▶ **EXERCISE**
Please write out the material that follows, exactly as it stands.

Data entries:
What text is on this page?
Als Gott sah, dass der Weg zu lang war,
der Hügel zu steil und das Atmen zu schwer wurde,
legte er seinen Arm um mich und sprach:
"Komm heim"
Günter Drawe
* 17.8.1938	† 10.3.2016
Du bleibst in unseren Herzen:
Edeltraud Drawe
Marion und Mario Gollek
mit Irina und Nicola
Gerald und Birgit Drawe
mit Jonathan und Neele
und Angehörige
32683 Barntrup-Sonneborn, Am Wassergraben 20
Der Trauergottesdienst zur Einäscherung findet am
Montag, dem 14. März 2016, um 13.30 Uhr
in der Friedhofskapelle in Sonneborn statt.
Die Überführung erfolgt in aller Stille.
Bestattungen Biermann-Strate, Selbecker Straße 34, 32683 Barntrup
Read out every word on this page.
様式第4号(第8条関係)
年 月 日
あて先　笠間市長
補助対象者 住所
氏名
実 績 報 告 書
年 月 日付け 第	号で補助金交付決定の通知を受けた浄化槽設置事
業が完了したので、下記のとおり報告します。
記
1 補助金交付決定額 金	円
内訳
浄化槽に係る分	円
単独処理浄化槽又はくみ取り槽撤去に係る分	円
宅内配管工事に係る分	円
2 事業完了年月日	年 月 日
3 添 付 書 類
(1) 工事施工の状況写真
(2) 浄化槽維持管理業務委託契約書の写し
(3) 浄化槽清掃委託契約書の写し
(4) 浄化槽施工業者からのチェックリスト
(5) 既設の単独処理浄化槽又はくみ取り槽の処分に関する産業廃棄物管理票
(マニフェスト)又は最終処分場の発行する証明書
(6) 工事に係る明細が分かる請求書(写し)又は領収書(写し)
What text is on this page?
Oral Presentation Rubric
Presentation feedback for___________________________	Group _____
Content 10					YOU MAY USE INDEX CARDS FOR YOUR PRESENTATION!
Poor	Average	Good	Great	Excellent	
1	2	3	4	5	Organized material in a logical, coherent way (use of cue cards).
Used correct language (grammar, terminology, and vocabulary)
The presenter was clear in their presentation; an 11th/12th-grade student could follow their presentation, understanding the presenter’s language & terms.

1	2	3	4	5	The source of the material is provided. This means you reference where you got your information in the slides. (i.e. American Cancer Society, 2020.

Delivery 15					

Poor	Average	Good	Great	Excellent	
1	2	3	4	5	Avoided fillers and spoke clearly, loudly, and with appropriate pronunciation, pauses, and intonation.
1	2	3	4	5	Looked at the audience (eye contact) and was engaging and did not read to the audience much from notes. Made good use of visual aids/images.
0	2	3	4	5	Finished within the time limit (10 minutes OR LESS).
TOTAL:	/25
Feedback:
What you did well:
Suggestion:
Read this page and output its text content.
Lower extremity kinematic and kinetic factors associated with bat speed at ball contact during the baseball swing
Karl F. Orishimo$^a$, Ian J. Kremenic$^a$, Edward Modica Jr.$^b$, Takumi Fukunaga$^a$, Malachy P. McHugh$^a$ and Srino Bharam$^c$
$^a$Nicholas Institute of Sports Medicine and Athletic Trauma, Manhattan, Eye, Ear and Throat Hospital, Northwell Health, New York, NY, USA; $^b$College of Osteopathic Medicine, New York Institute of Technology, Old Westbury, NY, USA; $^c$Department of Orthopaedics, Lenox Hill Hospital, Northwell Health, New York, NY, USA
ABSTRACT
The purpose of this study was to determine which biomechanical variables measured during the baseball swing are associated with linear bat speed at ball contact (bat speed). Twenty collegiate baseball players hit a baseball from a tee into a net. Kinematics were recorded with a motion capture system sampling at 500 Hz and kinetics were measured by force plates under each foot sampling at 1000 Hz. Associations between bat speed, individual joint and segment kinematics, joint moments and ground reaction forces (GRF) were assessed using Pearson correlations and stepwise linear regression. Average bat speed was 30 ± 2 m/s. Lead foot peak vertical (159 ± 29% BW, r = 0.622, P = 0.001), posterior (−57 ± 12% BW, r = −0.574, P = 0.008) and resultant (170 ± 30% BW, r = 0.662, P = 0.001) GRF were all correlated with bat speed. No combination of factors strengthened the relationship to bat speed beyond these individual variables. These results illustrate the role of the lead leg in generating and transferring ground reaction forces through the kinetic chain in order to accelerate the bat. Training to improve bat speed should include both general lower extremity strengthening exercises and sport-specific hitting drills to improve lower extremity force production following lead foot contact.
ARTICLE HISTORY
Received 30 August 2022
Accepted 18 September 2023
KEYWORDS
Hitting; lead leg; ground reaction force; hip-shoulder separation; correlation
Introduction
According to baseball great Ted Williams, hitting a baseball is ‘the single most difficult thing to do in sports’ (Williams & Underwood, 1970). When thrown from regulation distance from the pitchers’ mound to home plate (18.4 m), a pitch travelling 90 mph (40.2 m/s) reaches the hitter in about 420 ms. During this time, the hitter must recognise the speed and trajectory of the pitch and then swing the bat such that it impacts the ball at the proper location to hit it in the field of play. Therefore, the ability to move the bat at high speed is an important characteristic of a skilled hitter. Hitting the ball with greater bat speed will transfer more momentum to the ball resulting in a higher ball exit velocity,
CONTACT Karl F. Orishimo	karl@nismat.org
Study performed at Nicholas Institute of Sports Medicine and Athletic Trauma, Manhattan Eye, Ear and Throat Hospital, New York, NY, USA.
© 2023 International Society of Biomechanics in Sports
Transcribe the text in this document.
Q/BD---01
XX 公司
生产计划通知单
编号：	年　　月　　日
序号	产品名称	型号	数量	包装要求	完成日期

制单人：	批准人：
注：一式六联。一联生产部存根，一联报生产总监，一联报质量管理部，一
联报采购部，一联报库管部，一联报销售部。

▶ **SOLUTION TO THE EXERCISE**
What text is on this page?
Als Gott sah, dass der Weg zu lang war,
der Hügel zu steil und das Atmen zu schwer wurde,
legte er seinen Arm um mich und sprach:
"Komm heim"
Günter Drawe
* 17.8.1938	† 10.3.2016
Du bleibst in unseren Herzen:
Edeltraud Drawe
Marion und Mario Gollek
mit Irina und Nicola
Gerald und Birgit Drawe
mit Jonathan und Neele
und Angehörige
32683 Barntrup-Sonneborn, Am Wassergraben 20
Der Trauergottesdienst zur Einäscherung findet am
Montag, dem 14. März 2016, um 13.30 Uhr
in der Friedhofskapelle in Sonneborn statt.
Die Überführung erfolgt in aller Stille.
Bestattungen Biermann-Strate, Selbecker Straße 34, 32683 Barntrup
Read out every word on this page.
様式第4号(第8条関係)
年 月 日
あて先　笠間市長
補助対象者 住所
氏名
実 績 報 告 書
年 月 日付け 第	号で補助金交付決定の通知を受けた浄化槽設置事
業が完了したので、下記のとおり報告します。
記
1 補助金交付決定額 金	円
内訳
浄化槽に係る分	円
単独処理浄化槽又はくみ取り槽撤去に係る分	円
宅内配管工事に係る分	円
2 事業完了年月日	年 月 日
3 添 付 書 類
(1) 工事施工の状況写真
(2) 浄化槽維持管理業務委託契約書の写し
(3) 浄化槽清掃委託契約書の写し
(4) 浄化槽施工業者からのチェックリスト
(5) 既設の単独処理浄化槽又はくみ取り槽の処分に関する産業廃棄物管理票
(マニフェスト)又は最終処分場の発行する証明書
(6) 工事に係る明細が分かる請求書(写し)又は領収書(写し)
What text is on this page?
Oral Presentation Rubric
Presentation feedback for___________________________	Group _____
Content 10					YOU MAY USE INDEX CARDS FOR YOUR PRESENTATION!
Poor	Average	Good	Great	Excellent	
1	2	3	4	5	Organized material in a logical, coherent way (use of cue cards).
Used correct language (grammar, terminology, and vocabulary)
The presenter was clear in their presentation; an 11th/12th-grade student could follow their presentation, understanding the presenter’s language & terms.

1	2	3	4	5	The source of the material is provided. This means you reference where you got your information in the slides. (i.e. American Cancer Society, 2020.

Delivery 15					

Poor	Average	Good	Great	Excellent	
1	2	3	4	5	Avoided fillers and spoke clearly, loudly, and with appropriate pronunciation, pauses, and intonation.
1	2	3	4	5	Looked at the audience (eye contact) and was engaging and did not read to the audience much from notes. Made good use of visual aids/images.
0	2	3	4	5	Finished within the time limit (10 minutes OR LESS).
TOTAL:	/25
Feedback:
What you did well:
Suggestion:
Read this page and output its text content.
Lower extremity kinematic and kinetic factors associated with bat speed at ball contact during the baseball swing
Karl F. Orishimo$^a$, Ian J. Kremenic$^a$, Edward Modica Jr.$^b$, Takumi Fukunaga$^a$, Malachy P. McHugh$^a$ and Srino Bharam$^c$
$^a$Nicholas Institute of Sports Medicine and Athletic Trauma, Manhattan, Eye, Ear and Throat Hospital, Northwell Health, New York, NY, USA; $^b$College of Osteopathic Medicine, New York Institute of Technology, Old Westbury, NY, USA; $^c$Department of Orthopaedics, Lenox Hill Hospital, Northwell Health, New York, NY, USA
ABSTRACT
The purpose of this study was to determine which biomechanical variables measured during the baseball swing are associated with linear bat speed at ball contact (bat speed). Twenty collegiate baseball players hit a baseball from a tee into a net. Kinematics were recorded with a motion capture system sampling at 500 Hz and kinetics were measured by force plates under each foot sampling at 1000 Hz. Associations between bat speed, individual joint and segment kinematics, joint moments and ground reaction forces (GRF) were assessed using Pearson correlations and stepwise linear regression. Average bat speed was 30 ± 2 m/s. Lead foot peak vertical (159 ± 29% BW, r = 0.622, P = 0.001), posterior (−57 ± 12% BW, r = −0.574, P = 0.008) and resultant (170 ± 30% BW, r = 0.662, P = 0.001) GRF were all correlated with bat speed. No combination of factors strengthened the relationship to bat speed beyond these individual variables. These results illustrate the role of the lead leg in generating and transferring ground reaction forces through the kinetic chain in order to accelerate the bat. Training to improve bat speed should include both general lower extremity strengthening exercises and sport-specific hitting drills to improve lower extremity force production following lead foot contact.
ARTICLE HISTORY
Received 30 August 2022
Accepted 18 September 2023
KEYWORDS
Hitting; lead leg; ground reaction force; hip-shoulder separation; correlation
Introduction
According to baseball great Ted Williams, hitting a baseball is ‘the single most difficult thing to do in sports’ (Williams & Underwood, 1970). When thrown from regulation distance from the pitchers’ mound to home plate (18.4 m), a pitch travelling 90 mph (40.2 m/s) reaches the hitter in about 420 ms. During this time, the hitter must recognise the speed and trajectory of the pitch and then swing the bat such that it impacts the ball at the proper location to hit it in the field of play. Therefore, the ability to move the bat at high speed is an important characteristic of a skilled hitter. Hitting the ball with greater bat speed will transfer more momentum to the ball resulting in a higher ball exit velocity,
CONTACT Karl F. Orishimo	karl@nismat.org
Study performed at Nicholas Institute of Sports Medicine and Athletic Trauma, Manhattan Eye, Ear and Throat Hospital, New York, NY, USA.
© 2023 International Society of Biomechanics in Sports
Transcribe the text in this document.
Q/BD---01
XX 公司
生产计划通知单
编号：	年　　月　　日
序号	产品名称	型号	数量	包装要求	完成日期

制单人：	批准人：
注：一式六联。一联生产部存根，一联报生产总监，一联报质量管理部，一
联报采购部，一联报库管部，一联报销售部。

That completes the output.